■ THE TASK
Read the lines below. Copy out any that hold the string "JSON".

Dataset rows about figures
··········
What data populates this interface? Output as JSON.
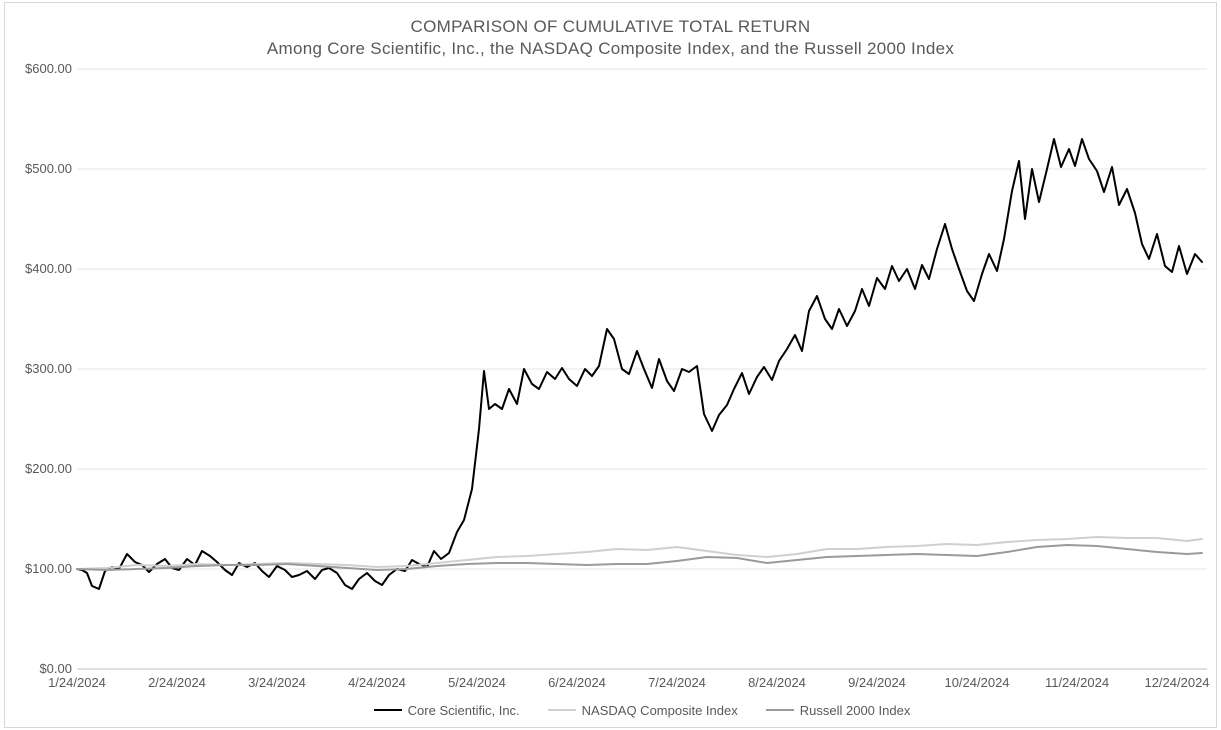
{
  "chart": {
    "type": "line",
    "title": "COMPARISON OF CUMULATIVE TOTAL RETURN",
    "subtitle": "Among Core Scientific, Inc., the NASDAQ Composite Index, and the Russell 2000 Index",
    "background_color": "#ffffff",
    "grid_color": "#e6e6e6",
    "axis_color": "#bfbfbf",
    "text_color": "#595959",
    "title_fontsize": 17,
    "label_fontsize": 13,
    "legend_fontsize": 13,
    "x": {
      "ticks": [
        "1/24/2024",
        "2/24/2024",
        "3/24/2024",
        "4/24/2024",
        "5/24/2024",
        "6/24/2024",
        "7/24/2024",
        "8/24/2024",
        "9/24/2024",
        "10/24/2024",
        "11/24/2024",
        "12/24/2024"
      ],
      "min_index": 0,
      "max_index": 11.3
    },
    "y": {
      "min": 0,
      "max": 600,
      "step": 100,
      "tick_format_prefix": "$",
      "tick_format_suffix": ".00",
      "ticks": [
        0,
        100,
        200,
        300,
        400,
        500,
        600
      ]
    },
    "series": [
      {
        "name": "Core Scientific, Inc.",
        "color": "#000000",
        "width": 2.0,
        "points": [
          [
            0.0,
            100
          ],
          [
            0.05,
            99
          ],
          [
            0.1,
            96
          ],
          [
            0.15,
            83
          ],
          [
            0.22,
            80
          ],
          [
            0.28,
            98
          ],
          [
            0.35,
            102
          ],
          [
            0.42,
            100
          ],
          [
            0.5,
            115
          ],
          [
            0.58,
            107
          ],
          [
            0.65,
            104
          ],
          [
            0.72,
            97
          ],
          [
            0.8,
            105
          ],
          [
            0.88,
            110
          ],
          [
            0.95,
            101
          ],
          [
            1.02,
            99
          ],
          [
            1.1,
            110
          ],
          [
            1.18,
            104
          ],
          [
            1.25,
            118
          ],
          [
            1.33,
            113
          ],
          [
            1.4,
            107
          ],
          [
            1.48,
            99
          ],
          [
            1.55,
            94
          ],
          [
            1.62,
            106
          ],
          [
            1.7,
            102
          ],
          [
            1.78,
            106
          ],
          [
            1.85,
            98
          ],
          [
            1.92,
            92
          ],
          [
            2.0,
            103
          ],
          [
            2.08,
            99
          ],
          [
            2.15,
            92
          ],
          [
            2.22,
            94
          ],
          [
            2.3,
            98
          ],
          [
            2.38,
            90
          ],
          [
            2.45,
            99
          ],
          [
            2.52,
            101
          ],
          [
            2.6,
            96
          ],
          [
            2.68,
            84
          ],
          [
            2.75,
            80
          ],
          [
            2.82,
            90
          ],
          [
            2.9,
            96
          ],
          [
            2.98,
            88
          ],
          [
            3.05,
            84
          ],
          [
            3.12,
            94
          ],
          [
            3.2,
            100
          ],
          [
            3.28,
            98
          ],
          [
            3.35,
            109
          ],
          [
            3.42,
            105
          ],
          [
            3.5,
            102
          ],
          [
            3.57,
            118
          ],
          [
            3.64,
            110
          ],
          [
            3.72,
            116
          ],
          [
            3.8,
            137
          ],
          [
            3.87,
            149
          ],
          [
            3.95,
            180
          ],
          [
            4.02,
            240
          ],
          [
            4.07,
            298
          ],
          [
            4.12,
            260
          ],
          [
            4.18,
            265
          ],
          [
            4.25,
            260
          ],
          [
            4.32,
            280
          ],
          [
            4.4,
            265
          ],
          [
            4.47,
            300
          ],
          [
            4.55,
            285
          ],
          [
            4.62,
            280
          ],
          [
            4.7,
            297
          ],
          [
            4.78,
            290
          ],
          [
            4.85,
            301
          ],
          [
            4.92,
            290
          ],
          [
            5.0,
            283
          ],
          [
            5.08,
            300
          ],
          [
            5.15,
            293
          ],
          [
            5.22,
            303
          ],
          [
            5.3,
            340
          ],
          [
            5.37,
            330
          ],
          [
            5.45,
            300
          ],
          [
            5.52,
            295
          ],
          [
            5.6,
            318
          ],
          [
            5.67,
            300
          ],
          [
            5.75,
            281
          ],
          [
            5.82,
            310
          ],
          [
            5.9,
            288
          ],
          [
            5.97,
            278
          ],
          [
            6.05,
            300
          ],
          [
            6.12,
            297
          ],
          [
            6.2,
            303
          ],
          [
            6.27,
            255
          ],
          [
            6.35,
            238
          ],
          [
            6.42,
            254
          ],
          [
            6.5,
            264
          ],
          [
            6.57,
            280
          ],
          [
            6.65,
            296
          ],
          [
            6.72,
            275
          ],
          [
            6.8,
            292
          ],
          [
            6.87,
            302
          ],
          [
            6.95,
            289
          ],
          [
            7.02,
            308
          ],
          [
            7.1,
            320
          ],
          [
            7.18,
            334
          ],
          [
            7.25,
            318
          ],
          [
            7.32,
            358
          ],
          [
            7.4,
            373
          ],
          [
            7.48,
            350
          ],
          [
            7.55,
            340
          ],
          [
            7.62,
            360
          ],
          [
            7.7,
            343
          ],
          [
            7.78,
            358
          ],
          [
            7.85,
            380
          ],
          [
            7.92,
            363
          ],
          [
            8.0,
            391
          ],
          [
            8.08,
            380
          ],
          [
            8.15,
            403
          ],
          [
            8.22,
            388
          ],
          [
            8.3,
            400
          ],
          [
            8.38,
            380
          ],
          [
            8.45,
            404
          ],
          [
            8.52,
            390
          ],
          [
            8.6,
            420
          ],
          [
            8.68,
            445
          ],
          [
            8.75,
            420
          ],
          [
            8.82,
            400
          ],
          [
            8.9,
            378
          ],
          [
            8.97,
            368
          ],
          [
            9.05,
            395
          ],
          [
            9.12,
            415
          ],
          [
            9.2,
            398
          ],
          [
            9.27,
            430
          ],
          [
            9.35,
            478
          ],
          [
            9.42,
            508
          ],
          [
            9.48,
            450
          ],
          [
            9.55,
            500
          ],
          [
            9.62,
            467
          ],
          [
            9.7,
            500
          ],
          [
            9.77,
            530
          ],
          [
            9.84,
            502
          ],
          [
            9.92,
            520
          ],
          [
            9.98,
            503
          ],
          [
            10.05,
            530
          ],
          [
            10.12,
            510
          ],
          [
            10.2,
            498
          ],
          [
            10.27,
            477
          ],
          [
            10.35,
            502
          ],
          [
            10.42,
            464
          ],
          [
            10.5,
            480
          ],
          [
            10.58,
            456
          ],
          [
            10.65,
            425
          ],
          [
            10.72,
            410
          ],
          [
            10.8,
            435
          ],
          [
            10.88,
            403
          ],
          [
            10.95,
            397
          ],
          [
            11.02,
            423
          ],
          [
            11.1,
            395
          ],
          [
            11.18,
            415
          ],
          [
            11.25,
            407
          ]
        ]
      },
      {
        "name": "NASDAQ Composite Index",
        "color": "#cfcfcf",
        "width": 2.0,
        "points": [
          [
            0.0,
            100
          ],
          [
            0.3,
            101
          ],
          [
            0.6,
            104
          ],
          [
            0.9,
            103
          ],
          [
            1.2,
            105
          ],
          [
            1.5,
            104
          ],
          [
            1.8,
            105
          ],
          [
            2.1,
            106
          ],
          [
            2.4,
            105
          ],
          [
            2.7,
            104
          ],
          [
            3.0,
            102
          ],
          [
            3.3,
            103
          ],
          [
            3.6,
            106
          ],
          [
            3.9,
            109
          ],
          [
            4.2,
            112
          ],
          [
            4.5,
            113
          ],
          [
            4.8,
            115
          ],
          [
            5.1,
            117
          ],
          [
            5.4,
            120
          ],
          [
            5.7,
            119
          ],
          [
            6.0,
            122
          ],
          [
            6.3,
            118
          ],
          [
            6.6,
            114
          ],
          [
            6.9,
            112
          ],
          [
            7.2,
            115
          ],
          [
            7.5,
            120
          ],
          [
            7.8,
            120
          ],
          [
            8.1,
            122
          ],
          [
            8.4,
            123
          ],
          [
            8.7,
            125
          ],
          [
            9.0,
            124
          ],
          [
            9.3,
            127
          ],
          [
            9.6,
            129
          ],
          [
            9.9,
            130
          ],
          [
            10.2,
            132
          ],
          [
            10.5,
            131
          ],
          [
            10.8,
            131
          ],
          [
            11.1,
            128
          ],
          [
            11.25,
            130
          ]
        ]
      },
      {
        "name": "Russell 2000 Index",
        "color": "#9a9a9a",
        "width": 2.0,
        "points": [
          [
            0.0,
            100
          ],
          [
            0.3,
            99
          ],
          [
            0.6,
            100
          ],
          [
            0.9,
            101
          ],
          [
            1.2,
            103
          ],
          [
            1.5,
            104
          ],
          [
            1.8,
            104
          ],
          [
            2.1,
            105
          ],
          [
            2.4,
            103
          ],
          [
            2.7,
            101
          ],
          [
            3.0,
            99
          ],
          [
            3.3,
            100
          ],
          [
            3.6,
            103
          ],
          [
            3.9,
            105
          ],
          [
            4.2,
            106
          ],
          [
            4.5,
            106
          ],
          [
            4.8,
            105
          ],
          [
            5.1,
            104
          ],
          [
            5.4,
            105
          ],
          [
            5.7,
            105
          ],
          [
            6.0,
            108
          ],
          [
            6.3,
            112
          ],
          [
            6.6,
            111
          ],
          [
            6.9,
            106
          ],
          [
            7.2,
            109
          ],
          [
            7.5,
            112
          ],
          [
            7.8,
            113
          ],
          [
            8.1,
            114
          ],
          [
            8.4,
            115
          ],
          [
            8.7,
            114
          ],
          [
            9.0,
            113
          ],
          [
            9.3,
            117
          ],
          [
            9.6,
            122
          ],
          [
            9.9,
            124
          ],
          [
            10.2,
            123
          ],
          [
            10.5,
            120
          ],
          [
            10.8,
            117
          ],
          [
            11.1,
            115
          ],
          [
            11.25,
            116
          ]
        ]
      }
    ]
  }
}
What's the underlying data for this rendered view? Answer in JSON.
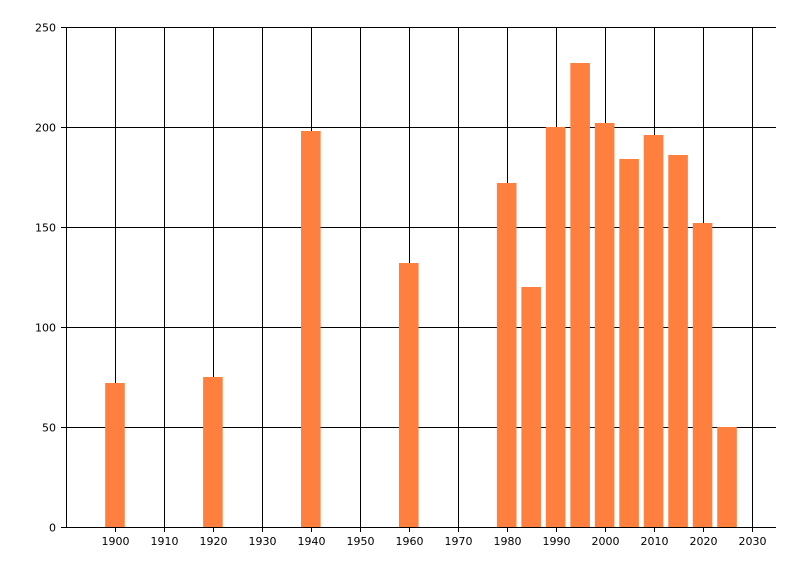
··········
■ SOLUTION FOR THIS EXERCISE
What data populates this interface? Output as JSON.
What's the underlying data for this rendered view? Answer in JSON.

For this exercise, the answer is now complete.